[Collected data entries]
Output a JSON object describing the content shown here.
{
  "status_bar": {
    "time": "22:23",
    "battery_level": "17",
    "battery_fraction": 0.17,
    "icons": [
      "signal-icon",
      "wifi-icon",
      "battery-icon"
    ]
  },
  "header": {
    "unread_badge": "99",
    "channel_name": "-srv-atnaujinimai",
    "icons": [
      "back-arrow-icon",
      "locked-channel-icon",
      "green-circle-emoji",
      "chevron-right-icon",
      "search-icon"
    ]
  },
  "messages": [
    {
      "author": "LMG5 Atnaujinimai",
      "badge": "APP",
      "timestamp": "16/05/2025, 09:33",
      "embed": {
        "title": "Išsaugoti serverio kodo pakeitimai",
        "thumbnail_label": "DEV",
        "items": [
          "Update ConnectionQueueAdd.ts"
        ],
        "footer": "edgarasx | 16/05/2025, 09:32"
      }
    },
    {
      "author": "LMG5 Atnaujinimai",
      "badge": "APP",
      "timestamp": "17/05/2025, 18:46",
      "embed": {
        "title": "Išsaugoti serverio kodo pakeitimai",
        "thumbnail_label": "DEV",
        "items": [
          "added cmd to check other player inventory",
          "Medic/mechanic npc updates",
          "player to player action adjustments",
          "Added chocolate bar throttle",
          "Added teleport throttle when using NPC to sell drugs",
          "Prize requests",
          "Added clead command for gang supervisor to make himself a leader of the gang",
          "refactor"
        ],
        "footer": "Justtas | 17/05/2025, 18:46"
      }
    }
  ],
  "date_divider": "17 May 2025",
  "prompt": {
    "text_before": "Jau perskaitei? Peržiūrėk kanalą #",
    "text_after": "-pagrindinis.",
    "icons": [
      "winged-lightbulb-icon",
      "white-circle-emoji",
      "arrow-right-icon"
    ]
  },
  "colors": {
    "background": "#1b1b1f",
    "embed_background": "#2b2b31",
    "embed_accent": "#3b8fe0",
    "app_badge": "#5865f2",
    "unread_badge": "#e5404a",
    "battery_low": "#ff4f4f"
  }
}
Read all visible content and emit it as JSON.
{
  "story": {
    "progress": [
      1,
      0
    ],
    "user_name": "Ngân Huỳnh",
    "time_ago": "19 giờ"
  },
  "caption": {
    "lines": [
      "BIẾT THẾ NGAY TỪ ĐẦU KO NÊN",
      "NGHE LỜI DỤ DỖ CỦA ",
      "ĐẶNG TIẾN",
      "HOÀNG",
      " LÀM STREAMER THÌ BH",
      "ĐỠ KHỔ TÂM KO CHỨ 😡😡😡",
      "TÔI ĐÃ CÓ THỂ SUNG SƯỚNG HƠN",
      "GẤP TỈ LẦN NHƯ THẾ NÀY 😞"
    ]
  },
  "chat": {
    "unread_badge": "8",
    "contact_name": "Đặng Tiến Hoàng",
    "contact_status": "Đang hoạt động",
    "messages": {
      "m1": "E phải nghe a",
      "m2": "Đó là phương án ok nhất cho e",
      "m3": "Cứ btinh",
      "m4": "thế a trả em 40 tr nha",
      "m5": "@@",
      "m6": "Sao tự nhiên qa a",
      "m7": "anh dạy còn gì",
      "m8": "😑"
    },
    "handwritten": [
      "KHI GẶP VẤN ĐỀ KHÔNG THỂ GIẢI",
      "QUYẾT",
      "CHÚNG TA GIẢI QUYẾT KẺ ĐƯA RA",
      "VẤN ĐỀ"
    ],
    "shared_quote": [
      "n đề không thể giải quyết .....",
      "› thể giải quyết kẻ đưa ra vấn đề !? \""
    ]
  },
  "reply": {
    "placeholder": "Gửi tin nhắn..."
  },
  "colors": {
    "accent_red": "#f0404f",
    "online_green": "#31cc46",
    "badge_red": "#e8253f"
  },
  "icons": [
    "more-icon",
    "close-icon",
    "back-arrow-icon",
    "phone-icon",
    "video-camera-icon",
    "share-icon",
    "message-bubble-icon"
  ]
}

▶ _TASK TO COMPLETE_: Reproduce the complete set of lines precisely as supplied.

▶ _RESULT OF THIS TASK_:
Output a JSON object describing the content shown here.
{
  "status_bar": {
    "time": "22:23",
    "battery_level": "17",
    "battery_fraction": 0.17,
    "icons": [
      "signal-icon",
      "wifi-icon",
      "battery-icon"
    ]
  },
  "header": {
    "unread_badge": "99",
    "channel_name": "-srv-atnaujinimai",
    "icons": [
      "back-arrow-icon",
      "locked-channel-icon",
      "green-circle-emoji",
      "chevron-right-icon",
      "search-icon"
    ]
  },
  "messages": [
    {
      "author": "LMG5 Atnaujinimai",
      "badge": "APP",
      "timestamp": "16/05/2025, 09:33",
      "embed": {
        "title": "Išsaugoti serverio kodo pakeitimai",
        "thumbnail_label": "DEV",
        "items": [
          "Update ConnectionQueueAdd.ts"
        ],
        "footer": "edgarasx | 16/05/2025, 09:32"
      }
    },
    {
      "author": "LMG5 Atnaujinimai",
      "badge": "APP",
      "timestamp": "17/05/2025, 18:46",
      "embed": {
        "title": "Išsaugoti serverio kodo pakeitimai",
        "thumbnail_label": "DEV",
        "items": [
          "added cmd to check other player inventory",
          "Medic/mechanic npc updates",
          "player to player action adjustments",
          "Added chocolate bar throttle",
          "Added teleport throttle when using NPC to sell drugs",
          "Prize requests",
          "Added clead command for gang supervisor to make himself a leader of the gang",
          "refactor"
        ],
        "footer": "Justtas | 17/05/2025, 18:46"
      }
    }
  ],
  "date_divider": "17 May 2025",
  "prompt": {
    "text_before": "Jau perskaitei? Peržiūrėk kanalą #",
    "text_after": "-pagrindinis.",
    "icons": [
      "winged-lightbulb-icon",
      "white-circle-emoji",
      "arrow-right-icon"
    ]
  },
  "colors": {
    "background": "#1b1b1f",
    "embed_background": "#2b2b31",
    "embed_accent": "#3b8fe0",
    "app_badge": "#5865f2",
    "unread_badge": "#e5404a",
    "battery_low": "#ff4f4f"
  }
}
Read all visible content and emit it as JSON.
{
  "story": {
    "progress": [
      1,
      0
    ],
    "user_name": "Ngân Huỳnh",
    "time_ago": "19 giờ"
  },
  "caption": {
    "lines": [
      "BIẾT THẾ NGAY TỪ ĐẦU KO NÊN",
      "NGHE LỜI DỤ DỖ CỦA ",
      "ĐẶNG TIẾN",
      "HOÀNG",
      " LÀM STREAMER THÌ BH",
      "ĐỠ KHỔ TÂM KO CHỨ 😡😡😡",
      "TÔI ĐÃ CÓ THỂ SUNG SƯỚNG HƠN",
      "GẤP TỈ LẦN NHƯ THẾ NÀY 😞"
    ]
  },
  "chat": {
    "unread_badge": "8",
    "contact_name": "Đặng Tiến Hoàng",
    "contact_status": "Đang hoạt động",
    "messages": {
      "m1": "E phải nghe a",
      "m2": "Đó là phương án ok nhất cho e",
      "m3": "Cứ btinh",
      "m4": "thế a trả em 40 tr nha",
      "m5": "@@",
      "m6": "Sao tự nhiên qa a",
      "m7": "anh dạy còn gì",
      "m8": "😑"
    },
    "handwritten": [
      "KHI GẶP VẤN ĐỀ KHÔNG THỂ GIẢI",
      "QUYẾT",
      "CHÚNG TA GIẢI QUYẾT KẺ ĐƯA RA",
      "VẤN ĐỀ"
    ],
    "shared_quote": [
      "n đề không thể giải quyết .....",
      "› thể giải quyết kẻ đưa ra vấn đề !? \""
    ]
  },
  "reply": {
    "placeholder": "Gửi tin nhắn..."
  },
  "colors": {
    "accent_red": "#f0404f",
    "online_green": "#31cc46",
    "badge_red": "#e8253f"
  },
  "icons": [
    "more-icon",
    "close-icon",
    "back-arrow-icon",
    "phone-icon",
    "video-camera-icon",
    "share-icon",
    "message-bubble-icon"
  ]
}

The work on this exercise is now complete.